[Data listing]
-*-

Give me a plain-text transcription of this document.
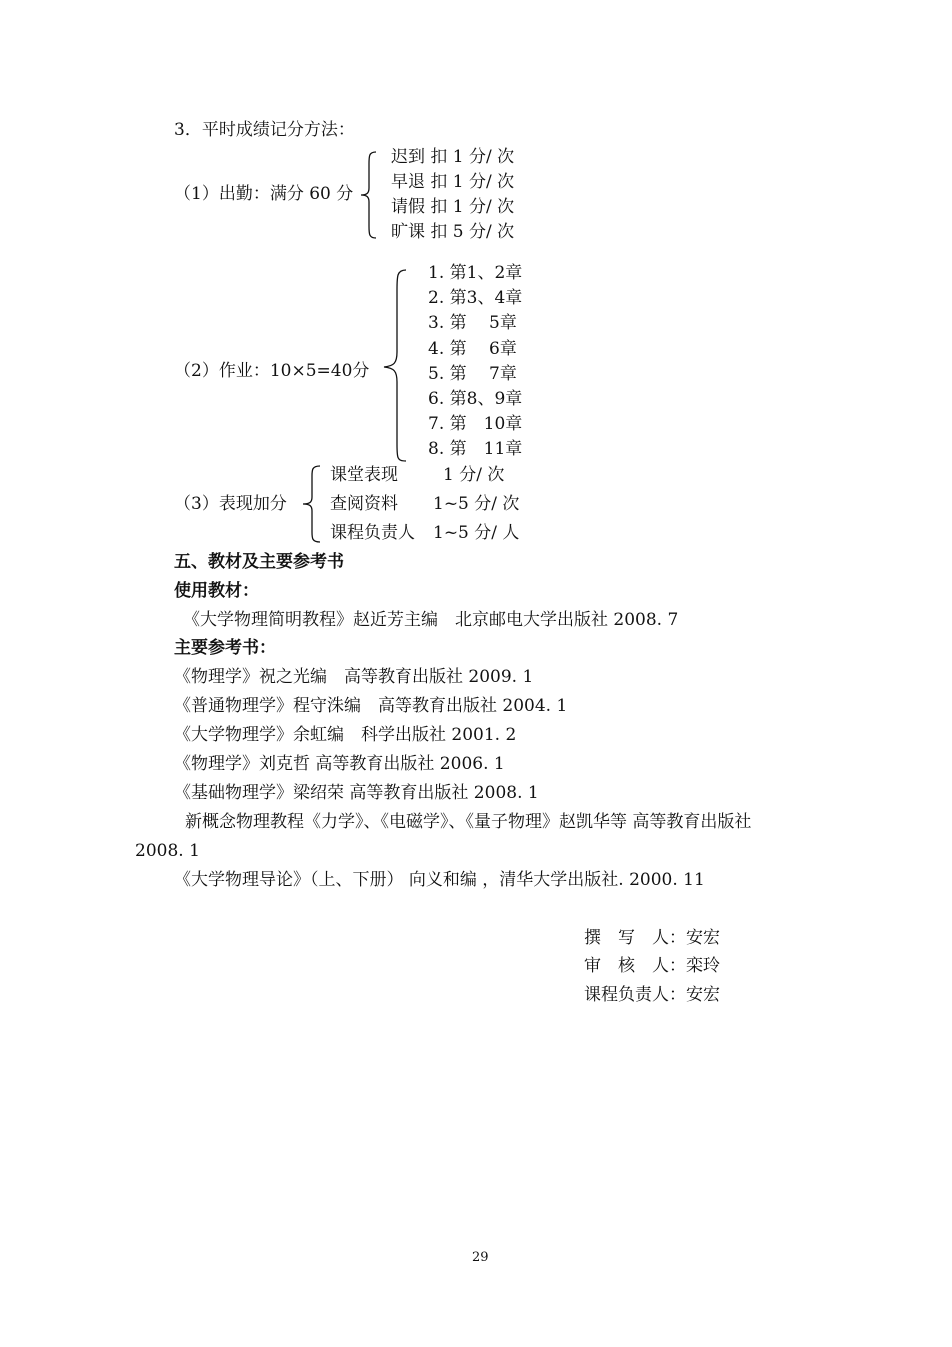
3．平时成绩记分方法：
（1）出勤：满分 60 分
迟到 扣 1 分/ 次
早退 扣 1 分/ 次
请假 扣 1 分/ 次
旷课 扣 5 分/ 次
（2）作业：10×5=40分
1. 第1、2章
2. 第3、4章
3. 第　 5章
4. 第　 6章
5. 第　 7章
6. 第8、9章
7. 第　10章
8. 第　11章
（3）表现加分
课堂表现	1 分/ 次
查阅资料 1~5 分/ 次
课程负责人 1~5 分/ 人
五、教材及主要参考书
使用教材：
《大学物理简明教程》赵近芳主编　北京邮电大学出版社 2008. 7
主要参考书：
《物理学》祝之光编　高等教育出版社 2009. 1
《普通物理学》程守洙编　高等教育出版社 2004. 1
《大学物理学》余虹编　科学出版社 2001. 2
《物理学》刘克哲 高等教育出版社 2006. 1
《基础物理学》梁绍荣 高等教育出版社 2008. 1
新概念物理教程《力学》、《电磁学》、《量子物理》赵凯华等 高等教育出版社
2008. 1
《大学物理导论》（上、下册） 向义和编 ，清华大学出版社. 2000. 11
撰　写　人：安宏
审　核　人：栾玲
课程负责人：安宏
29
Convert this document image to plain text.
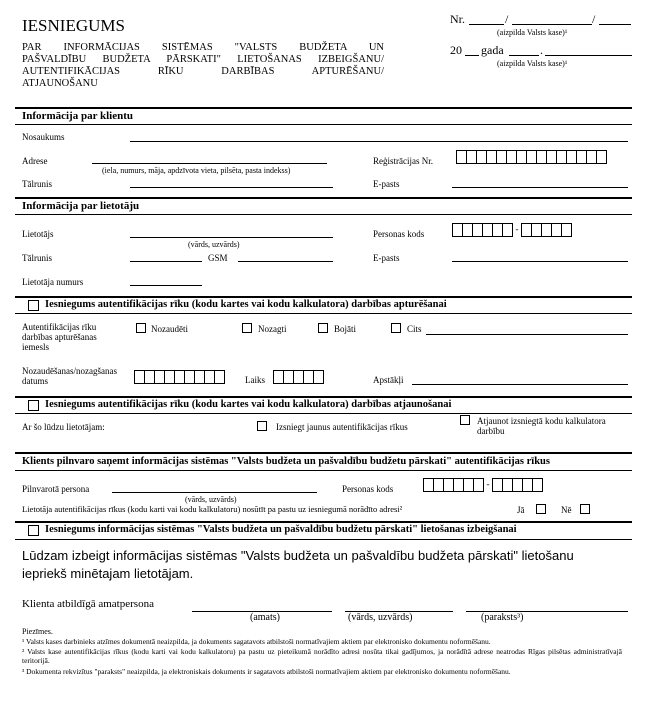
IESNIEGUMS
PAR INFORMĀCIJAS SISTĒMAS "VALSTS BUDŽETA UN
PAŠVALDĪBU BUDŽETA PĀRSKATI" LIETOŠANAS IZBEIGŠANU/
AUTENTIFIKĀCIJAS RĪKU DARBĪBAS APTURĒŠANU/
ATJAUNOŠANU
Nr.	/	/
(aizpilda Valsts kase)¹
20 gada	.
(aizpilda Valsts kase)¹
Informācija par klientu
Nosaukums
Adrese
(iela, numurs, māja, apdzīvota vieta, pilsēta, pasta indekss)
Reģistrācijas Nr.
Tālrunis	E-pasts
Informācija par lietotāju
Lietotājs
(vārds, uzvārds)
Personas kods	-
Tālrunis	GSM	E-pasts
Lietotāja numurs
Iesniegums autentifikācijas rīku (kodu kartes vai kodu kalkulatora) darbības apturēšanai
Autentifikācijas rīku
darbības apturēšanas
iemesls
Nozaudēti	Nozagti	Bojāti	Cits
Nozaudēšanas/nozagšanas
datums	Laiks	Apstākļi
Iesniegums autentifikācijas rīku (kodu kartes vai kodu kalkulatora) darbības atjaunošanai
Ar šo lūdzu lietotājam:	Izsniegt jaunus autentifikācijas rīkus
Atjaunot izsniegtā kodu kalkulatora
darbību
Klients pilnvaro saņemt informācijas sistēmas "Valsts budžeta un pašvaldību budžetu pārskati" autentifikācijas rīkus
Pilnvarotā persona
(vārds, uzvārds)
Personas kods	-
Lietotāja autentifikācijas rīkus (kodu karti vai kodu kalkulatoru) nosūtīt pa pastu uz iesniegumā norādīto adresi²	Jā	Nē
Iesniegums informācijas sistēmas "Valsts budžeta un pašvaldību budžetu pārskati" lietošanas izbeigšanai
Lūdzam izbeigt informācijas sistēmas "Valsts budžeta un pašvaldību budžeta pārskati" lietošanu
iepriekš minētajam lietotājam.
Klienta atbildīgā amatpersona
(amats)	(vārds, uzvārds)	(paraksts³)
Piezīmes.
¹ Valsts kases darbinieks atzīmes dokumentā neaizpilda, ja dokuments sagatavots atbilstoši normatīvajiem aktiem par elektronisko dokumentu noformēšanu.
² Valsts kase autentifikācijas rīkus (kodu karti vai kodu kalkulatoru) pa pastu uz pieteikumā norādīto adresi nosūta tikai gadījumos, ja norādītā adrese neatrodas Rīgas pilsētas administratīvajā teritorijā.
³ Dokumenta rekvizītus "paraksts" neaizpilda, ja elektroniskais dokuments ir sagatavots atbilstoši normatīvajiem aktiem par elektronisko dokumentu noformēšanu.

-*-

WHAT YOU ARE ASKED TO DO>
Across the entries above, how many lines contain "neaizpilda"? Provide only the count.

ANSWER FOR THIS EXERCISE>
2